YOUR INSTRUCTIONS:
Isolate every line in the records below with "Перенос" in it.

start

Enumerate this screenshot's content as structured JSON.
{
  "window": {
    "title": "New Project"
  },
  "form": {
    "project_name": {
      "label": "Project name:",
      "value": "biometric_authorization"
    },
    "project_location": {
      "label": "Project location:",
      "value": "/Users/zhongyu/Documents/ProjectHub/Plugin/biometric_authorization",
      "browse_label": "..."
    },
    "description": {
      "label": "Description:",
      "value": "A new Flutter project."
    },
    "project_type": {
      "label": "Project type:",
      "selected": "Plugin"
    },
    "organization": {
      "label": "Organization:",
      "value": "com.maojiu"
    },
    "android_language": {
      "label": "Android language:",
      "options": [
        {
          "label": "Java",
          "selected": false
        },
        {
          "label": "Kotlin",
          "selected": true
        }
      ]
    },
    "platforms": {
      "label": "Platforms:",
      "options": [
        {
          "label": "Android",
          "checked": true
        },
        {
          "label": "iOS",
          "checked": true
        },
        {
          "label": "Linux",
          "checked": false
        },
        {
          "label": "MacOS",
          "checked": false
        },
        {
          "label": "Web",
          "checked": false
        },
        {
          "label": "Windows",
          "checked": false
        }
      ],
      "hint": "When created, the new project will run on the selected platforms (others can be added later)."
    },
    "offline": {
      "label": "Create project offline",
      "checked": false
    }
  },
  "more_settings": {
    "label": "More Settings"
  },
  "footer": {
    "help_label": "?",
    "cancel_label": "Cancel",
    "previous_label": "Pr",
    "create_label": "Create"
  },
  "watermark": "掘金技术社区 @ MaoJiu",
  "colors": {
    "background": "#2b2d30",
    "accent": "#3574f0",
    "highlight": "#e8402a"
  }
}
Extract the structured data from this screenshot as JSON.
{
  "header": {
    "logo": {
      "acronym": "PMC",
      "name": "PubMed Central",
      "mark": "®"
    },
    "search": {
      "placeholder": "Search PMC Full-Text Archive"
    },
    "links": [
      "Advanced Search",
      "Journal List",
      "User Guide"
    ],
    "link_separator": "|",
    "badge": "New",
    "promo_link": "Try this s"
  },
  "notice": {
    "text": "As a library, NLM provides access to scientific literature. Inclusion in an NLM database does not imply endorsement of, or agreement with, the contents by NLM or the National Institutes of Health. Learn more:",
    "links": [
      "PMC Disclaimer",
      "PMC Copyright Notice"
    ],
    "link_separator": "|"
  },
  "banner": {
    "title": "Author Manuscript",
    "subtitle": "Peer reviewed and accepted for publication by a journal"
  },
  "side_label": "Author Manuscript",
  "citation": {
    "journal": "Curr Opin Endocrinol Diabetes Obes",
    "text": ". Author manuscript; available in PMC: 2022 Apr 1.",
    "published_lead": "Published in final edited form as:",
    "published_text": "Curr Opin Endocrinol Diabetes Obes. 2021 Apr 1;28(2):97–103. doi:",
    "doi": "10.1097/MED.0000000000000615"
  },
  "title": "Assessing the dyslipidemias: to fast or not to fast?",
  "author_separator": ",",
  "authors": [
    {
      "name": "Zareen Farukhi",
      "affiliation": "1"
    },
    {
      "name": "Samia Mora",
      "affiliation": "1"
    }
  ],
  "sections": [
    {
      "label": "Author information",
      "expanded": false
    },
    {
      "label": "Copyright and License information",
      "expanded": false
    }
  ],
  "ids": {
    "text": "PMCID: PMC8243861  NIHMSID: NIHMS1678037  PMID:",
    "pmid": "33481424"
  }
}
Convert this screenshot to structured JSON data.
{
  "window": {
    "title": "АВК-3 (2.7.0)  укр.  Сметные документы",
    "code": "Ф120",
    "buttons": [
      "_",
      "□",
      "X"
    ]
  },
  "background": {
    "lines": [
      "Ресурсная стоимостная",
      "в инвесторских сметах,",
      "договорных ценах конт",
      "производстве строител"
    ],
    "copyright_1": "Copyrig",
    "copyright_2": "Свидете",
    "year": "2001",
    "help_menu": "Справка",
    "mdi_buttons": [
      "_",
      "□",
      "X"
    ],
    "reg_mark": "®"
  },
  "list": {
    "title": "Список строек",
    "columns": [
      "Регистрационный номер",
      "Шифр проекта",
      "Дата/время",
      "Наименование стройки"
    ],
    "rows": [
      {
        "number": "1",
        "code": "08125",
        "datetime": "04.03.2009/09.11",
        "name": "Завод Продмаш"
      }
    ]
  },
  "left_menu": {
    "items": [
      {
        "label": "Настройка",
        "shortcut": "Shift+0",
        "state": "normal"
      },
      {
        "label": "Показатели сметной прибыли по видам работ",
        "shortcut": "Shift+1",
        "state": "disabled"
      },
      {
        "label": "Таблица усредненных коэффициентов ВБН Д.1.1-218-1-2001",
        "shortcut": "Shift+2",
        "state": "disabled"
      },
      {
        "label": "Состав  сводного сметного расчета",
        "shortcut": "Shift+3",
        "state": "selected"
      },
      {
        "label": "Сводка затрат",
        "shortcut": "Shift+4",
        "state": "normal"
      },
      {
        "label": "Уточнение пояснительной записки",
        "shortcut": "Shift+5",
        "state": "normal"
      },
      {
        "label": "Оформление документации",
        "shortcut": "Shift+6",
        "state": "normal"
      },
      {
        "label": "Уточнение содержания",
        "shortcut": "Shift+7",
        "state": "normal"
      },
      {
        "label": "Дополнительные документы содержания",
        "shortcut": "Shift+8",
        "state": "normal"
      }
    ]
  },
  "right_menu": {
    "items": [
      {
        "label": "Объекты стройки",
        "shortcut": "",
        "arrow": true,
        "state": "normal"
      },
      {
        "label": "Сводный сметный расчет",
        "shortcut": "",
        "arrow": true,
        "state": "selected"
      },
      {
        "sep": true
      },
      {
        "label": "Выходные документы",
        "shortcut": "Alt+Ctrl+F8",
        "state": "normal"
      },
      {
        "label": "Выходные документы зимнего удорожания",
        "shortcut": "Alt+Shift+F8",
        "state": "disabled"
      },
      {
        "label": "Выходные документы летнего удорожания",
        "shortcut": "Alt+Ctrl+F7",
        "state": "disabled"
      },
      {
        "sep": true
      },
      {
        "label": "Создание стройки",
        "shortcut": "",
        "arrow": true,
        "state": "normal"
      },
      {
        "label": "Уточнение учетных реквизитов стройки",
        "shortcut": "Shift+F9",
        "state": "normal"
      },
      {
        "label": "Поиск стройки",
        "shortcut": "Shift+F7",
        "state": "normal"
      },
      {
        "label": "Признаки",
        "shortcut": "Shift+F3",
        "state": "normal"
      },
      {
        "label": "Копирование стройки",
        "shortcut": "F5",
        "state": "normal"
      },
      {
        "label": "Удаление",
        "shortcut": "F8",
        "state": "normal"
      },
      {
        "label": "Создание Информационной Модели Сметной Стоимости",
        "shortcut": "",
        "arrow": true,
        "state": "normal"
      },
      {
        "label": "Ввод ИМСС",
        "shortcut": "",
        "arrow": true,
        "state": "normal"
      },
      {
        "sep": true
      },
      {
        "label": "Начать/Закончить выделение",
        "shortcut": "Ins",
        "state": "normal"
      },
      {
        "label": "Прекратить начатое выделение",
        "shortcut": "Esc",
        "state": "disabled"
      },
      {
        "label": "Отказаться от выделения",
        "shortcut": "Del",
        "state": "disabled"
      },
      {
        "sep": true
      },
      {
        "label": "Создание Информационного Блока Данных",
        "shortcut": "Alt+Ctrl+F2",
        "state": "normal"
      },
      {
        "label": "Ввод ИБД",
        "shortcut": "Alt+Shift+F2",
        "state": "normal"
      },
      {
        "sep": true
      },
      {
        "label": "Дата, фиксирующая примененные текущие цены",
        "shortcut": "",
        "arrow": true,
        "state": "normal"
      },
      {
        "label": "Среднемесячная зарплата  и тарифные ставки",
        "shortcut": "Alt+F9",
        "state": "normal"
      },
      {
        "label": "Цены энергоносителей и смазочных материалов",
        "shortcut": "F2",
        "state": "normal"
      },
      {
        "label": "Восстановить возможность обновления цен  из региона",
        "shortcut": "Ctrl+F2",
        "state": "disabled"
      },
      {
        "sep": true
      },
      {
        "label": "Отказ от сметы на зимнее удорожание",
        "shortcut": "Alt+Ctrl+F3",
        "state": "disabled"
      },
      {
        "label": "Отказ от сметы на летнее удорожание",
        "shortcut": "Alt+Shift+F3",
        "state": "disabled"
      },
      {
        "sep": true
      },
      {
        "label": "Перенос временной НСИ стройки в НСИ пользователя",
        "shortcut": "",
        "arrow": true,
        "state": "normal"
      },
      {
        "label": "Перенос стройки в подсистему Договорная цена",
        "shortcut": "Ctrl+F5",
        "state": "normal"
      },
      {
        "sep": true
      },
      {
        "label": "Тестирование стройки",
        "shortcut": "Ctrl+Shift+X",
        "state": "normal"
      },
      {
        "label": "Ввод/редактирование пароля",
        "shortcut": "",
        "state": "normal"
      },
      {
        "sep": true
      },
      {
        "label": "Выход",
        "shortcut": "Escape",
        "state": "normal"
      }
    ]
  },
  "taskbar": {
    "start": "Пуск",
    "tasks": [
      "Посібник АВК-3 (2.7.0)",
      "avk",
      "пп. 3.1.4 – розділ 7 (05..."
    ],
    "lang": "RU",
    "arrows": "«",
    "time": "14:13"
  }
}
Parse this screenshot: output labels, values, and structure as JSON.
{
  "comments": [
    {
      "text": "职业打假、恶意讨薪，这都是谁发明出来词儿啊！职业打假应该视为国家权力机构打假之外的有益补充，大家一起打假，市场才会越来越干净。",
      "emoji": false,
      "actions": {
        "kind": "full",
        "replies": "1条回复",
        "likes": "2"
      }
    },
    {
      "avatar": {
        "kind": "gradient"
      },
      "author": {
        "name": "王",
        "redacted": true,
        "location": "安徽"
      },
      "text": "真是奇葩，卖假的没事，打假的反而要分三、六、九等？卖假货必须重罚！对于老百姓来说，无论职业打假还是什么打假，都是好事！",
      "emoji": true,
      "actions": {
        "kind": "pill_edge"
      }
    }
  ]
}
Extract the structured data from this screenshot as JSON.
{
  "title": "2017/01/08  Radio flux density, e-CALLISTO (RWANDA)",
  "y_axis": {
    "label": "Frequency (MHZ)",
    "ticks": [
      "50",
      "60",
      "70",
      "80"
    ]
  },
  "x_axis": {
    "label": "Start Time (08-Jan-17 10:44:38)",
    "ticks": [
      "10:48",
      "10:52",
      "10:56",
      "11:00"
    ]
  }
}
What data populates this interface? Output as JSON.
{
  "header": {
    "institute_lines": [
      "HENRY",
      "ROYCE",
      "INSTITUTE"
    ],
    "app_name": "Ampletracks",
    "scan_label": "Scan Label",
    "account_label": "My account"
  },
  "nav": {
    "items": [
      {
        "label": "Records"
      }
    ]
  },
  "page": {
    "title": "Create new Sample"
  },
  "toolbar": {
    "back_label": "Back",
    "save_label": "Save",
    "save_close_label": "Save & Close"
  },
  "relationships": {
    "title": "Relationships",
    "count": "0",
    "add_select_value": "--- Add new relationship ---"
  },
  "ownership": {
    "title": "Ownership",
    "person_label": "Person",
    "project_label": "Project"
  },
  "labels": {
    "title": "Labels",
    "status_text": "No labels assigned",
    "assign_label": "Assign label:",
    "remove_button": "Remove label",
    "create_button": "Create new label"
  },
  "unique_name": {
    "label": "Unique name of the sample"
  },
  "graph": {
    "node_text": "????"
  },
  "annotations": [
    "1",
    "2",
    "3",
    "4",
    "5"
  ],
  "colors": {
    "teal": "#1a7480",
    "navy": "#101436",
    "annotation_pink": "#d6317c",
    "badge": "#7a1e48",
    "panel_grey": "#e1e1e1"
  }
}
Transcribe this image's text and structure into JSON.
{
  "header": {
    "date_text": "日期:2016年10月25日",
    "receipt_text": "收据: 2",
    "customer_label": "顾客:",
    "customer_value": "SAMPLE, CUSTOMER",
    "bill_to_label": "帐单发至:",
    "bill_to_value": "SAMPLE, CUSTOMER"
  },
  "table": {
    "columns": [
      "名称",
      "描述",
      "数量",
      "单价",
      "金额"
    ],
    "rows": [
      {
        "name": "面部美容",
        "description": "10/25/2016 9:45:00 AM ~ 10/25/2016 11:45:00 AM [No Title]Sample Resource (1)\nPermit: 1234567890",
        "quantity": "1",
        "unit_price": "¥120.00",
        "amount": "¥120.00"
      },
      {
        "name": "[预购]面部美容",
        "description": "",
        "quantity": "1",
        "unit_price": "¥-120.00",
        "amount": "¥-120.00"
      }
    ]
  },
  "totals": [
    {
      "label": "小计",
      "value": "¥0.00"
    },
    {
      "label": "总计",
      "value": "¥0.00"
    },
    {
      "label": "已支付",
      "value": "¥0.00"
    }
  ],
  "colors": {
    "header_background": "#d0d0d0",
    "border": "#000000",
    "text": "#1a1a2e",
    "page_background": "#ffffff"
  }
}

end

WORKED SOLUTION:
        "label": "Перенос временной НСИ стройки в НСИ пользователя",
        "label": "Перенос стройки в подсистему Договорная цена",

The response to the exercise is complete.